───── DATA TO PROCESS

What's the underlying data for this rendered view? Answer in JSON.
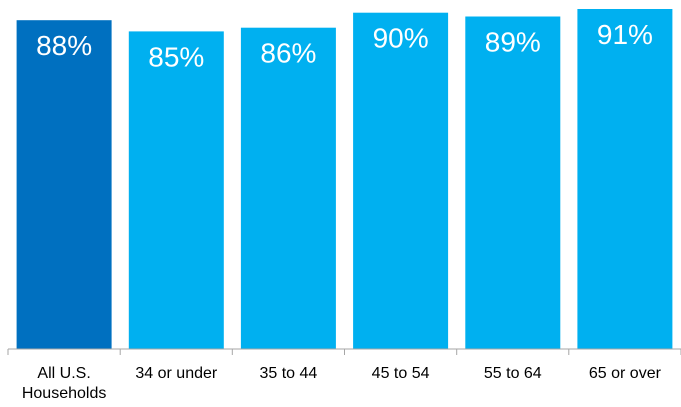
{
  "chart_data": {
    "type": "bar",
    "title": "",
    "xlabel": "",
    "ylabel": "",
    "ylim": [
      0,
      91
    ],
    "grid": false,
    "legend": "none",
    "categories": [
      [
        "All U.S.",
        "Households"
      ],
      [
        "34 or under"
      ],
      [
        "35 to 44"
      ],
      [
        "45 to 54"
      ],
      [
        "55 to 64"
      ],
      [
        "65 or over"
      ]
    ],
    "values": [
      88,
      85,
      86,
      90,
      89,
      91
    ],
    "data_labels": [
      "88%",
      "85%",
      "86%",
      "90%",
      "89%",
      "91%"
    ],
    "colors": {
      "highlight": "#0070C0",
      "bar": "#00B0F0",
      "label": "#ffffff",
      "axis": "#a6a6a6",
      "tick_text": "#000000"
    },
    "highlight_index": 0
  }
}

──────────

▶ _CHALLENGE_
Take the listing and print it again exactly, but without any pictures.

▶ _RESPONSE TO THIS TASK_
What's the underlying data for this rendered view? Answer in JSON.
{
  "chart_data": {
    "type": "bar",
    "title": "",
    "xlabel": "",
    "ylabel": "",
    "ylim": [
      0,
      91
    ],
    "grid": false,
    "legend": "none",
    "categories": [
      [
        "All U.S.",
        "Households"
      ],
      [
        "34 or under"
      ],
      [
        "35 to 44"
      ],
      [
        "45 to 54"
      ],
      [
        "55 to 64"
      ],
      [
        "65 or over"
      ]
    ],
    "values": [
      88,
      85,
      86,
      90,
      89,
      91
    ],
    "data_labels": [
      "88%",
      "85%",
      "86%",
      "90%",
      "89%",
      "91%"
    ],
    "colors": {
      "highlight": "#0070C0",
      "bar": "#00B0F0",
      "label": "#ffffff",
      "axis": "#a6a6a6",
      "tick_text": "#000000"
    },
    "highlight_index": 0
  }
}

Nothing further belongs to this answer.